| Written request |
Could every line of the data be printed exactly as it reads?

| Data to use |
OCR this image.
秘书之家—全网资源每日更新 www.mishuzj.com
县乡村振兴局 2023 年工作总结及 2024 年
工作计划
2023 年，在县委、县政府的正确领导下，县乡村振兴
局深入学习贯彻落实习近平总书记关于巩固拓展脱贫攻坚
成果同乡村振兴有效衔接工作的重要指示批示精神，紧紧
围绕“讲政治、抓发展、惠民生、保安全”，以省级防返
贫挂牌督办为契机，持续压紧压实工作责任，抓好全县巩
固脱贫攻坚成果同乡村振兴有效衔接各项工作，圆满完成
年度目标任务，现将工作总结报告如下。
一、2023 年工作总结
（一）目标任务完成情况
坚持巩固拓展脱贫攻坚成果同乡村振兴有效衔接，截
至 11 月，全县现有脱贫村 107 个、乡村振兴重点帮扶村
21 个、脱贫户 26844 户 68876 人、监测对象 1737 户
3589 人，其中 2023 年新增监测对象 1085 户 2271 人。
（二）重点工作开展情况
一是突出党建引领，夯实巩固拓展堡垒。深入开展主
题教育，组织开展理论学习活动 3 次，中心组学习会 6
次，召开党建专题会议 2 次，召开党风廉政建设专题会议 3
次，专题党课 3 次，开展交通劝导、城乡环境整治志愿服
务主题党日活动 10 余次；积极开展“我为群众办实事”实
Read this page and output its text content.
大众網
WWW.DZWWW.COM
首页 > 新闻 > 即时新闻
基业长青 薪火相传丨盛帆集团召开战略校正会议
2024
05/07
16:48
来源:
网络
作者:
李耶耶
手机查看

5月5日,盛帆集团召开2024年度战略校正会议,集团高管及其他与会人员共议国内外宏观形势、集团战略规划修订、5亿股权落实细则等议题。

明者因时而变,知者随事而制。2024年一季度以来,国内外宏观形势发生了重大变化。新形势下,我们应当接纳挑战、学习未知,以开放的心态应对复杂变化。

| Solution for this problem |
OCR this image.
秘书之家—全网资源每日更新 www.mishuzj.com
县乡村振兴局 2023 年工作总结及 2024 年
工作计划
2023 年，在县委、县政府的正确领导下，县乡村振兴
局深入学习贯彻落实习近平总书记关于巩固拓展脱贫攻坚
成果同乡村振兴有效衔接工作的重要指示批示精神，紧紧
围绕“讲政治、抓发展、惠民生、保安全”，以省级防返
贫挂牌督办为契机，持续压紧压实工作责任，抓好全县巩
固脱贫攻坚成果同乡村振兴有效衔接各项工作，圆满完成
年度目标任务，现将工作总结报告如下。
一、2023 年工作总结
（一）目标任务完成情况
坚持巩固拓展脱贫攻坚成果同乡村振兴有效衔接，截
至 11 月，全县现有脱贫村 107 个、乡村振兴重点帮扶村
21 个、脱贫户 26844 户 68876 人、监测对象 1737 户
3589 人，其中 2023 年新增监测对象 1085 户 2271 人。
（二）重点工作开展情况
一是突出党建引领，夯实巩固拓展堡垒。深入开展主
题教育，组织开展理论学习活动 3 次，中心组学习会 6
次，召开党建专题会议 2 次，召开党风廉政建设专题会议 3
次，专题党课 3 次，开展交通劝导、城乡环境整治志愿服
务主题党日活动 10 余次；积极开展“我为群众办实事”实
Read this page and output its text content.
大众網
WWW.DZWWW.COM
首页 > 新闻 > 即时新闻
基业长青 薪火相传丨盛帆集团召开战略校正会议
2024
05/07
16:48
来源:
网络
作者:
李耶耶
手机查看

5月5日,盛帆集团召开2024年度战略校正会议,集团高管及其他与会人员共议国内外宏观形势、集团战略规划修订、5亿股权落实细则等议题。

明者因时而变,知者随事而制。2024年一季度以来,国内外宏观形势发生了重大变化。新形势下,我们应当接纳挑战、学习未知,以开放的心态应对复杂变化。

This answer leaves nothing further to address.